* PROBLEM DESCRIPTION
Every line of the listing must be reproduced as it stands. Leave the images behind.

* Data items
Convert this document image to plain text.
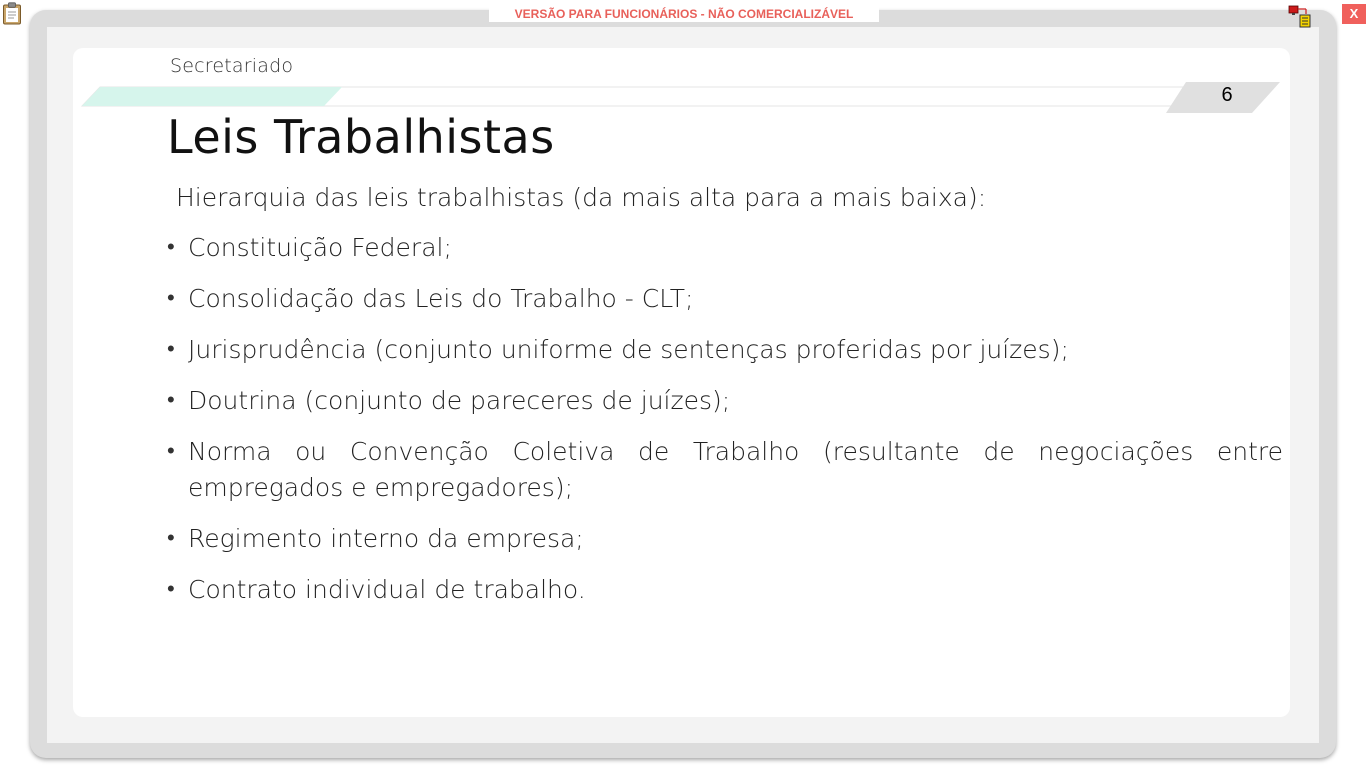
VERSÃO PARA FUNCIONÁRIOS - NÃO COMERCIALIZÁVEL	X
Secretariado
6
Leis Trabalhistas

Hierarquia das leis trabalhistas (da mais alta para a mais baixa):

• Constituição Federal;
• Consolidação das Leis do Trabalho - CLT;
• Jurisprudência (conjunto uniforme de sentenças proferidas por juízes);
• Doutrina (conjunto de pareceres de juízes);
• Norma ou Convenção Coletiva de Trabalho (resultante de negociações entre empregados e empregadores);
• Regimento interno da empresa;
• Contrato individual de trabalho.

* RESPONSE TO THIS TASK
Convert this document image to plain text.
VERSÃO PARA FUNCIONÁRIOS - NÃO COMERCIALIZÁVEL	X
Secretariado
6
Leis Trabalhistas

Hierarquia das leis trabalhistas (da mais alta para a mais baixa):

• Constituição Federal;
• Consolidação das Leis do Trabalho - CLT;
• Jurisprudência (conjunto uniforme de sentenças proferidas por juízes);
• Doutrina (conjunto de pareceres de juízes);
• Norma ou Convenção Coletiva de Trabalho (resultante de negociações entre empregados e empregadores);
• Regimento interno da empresa;
• Contrato individual de trabalho.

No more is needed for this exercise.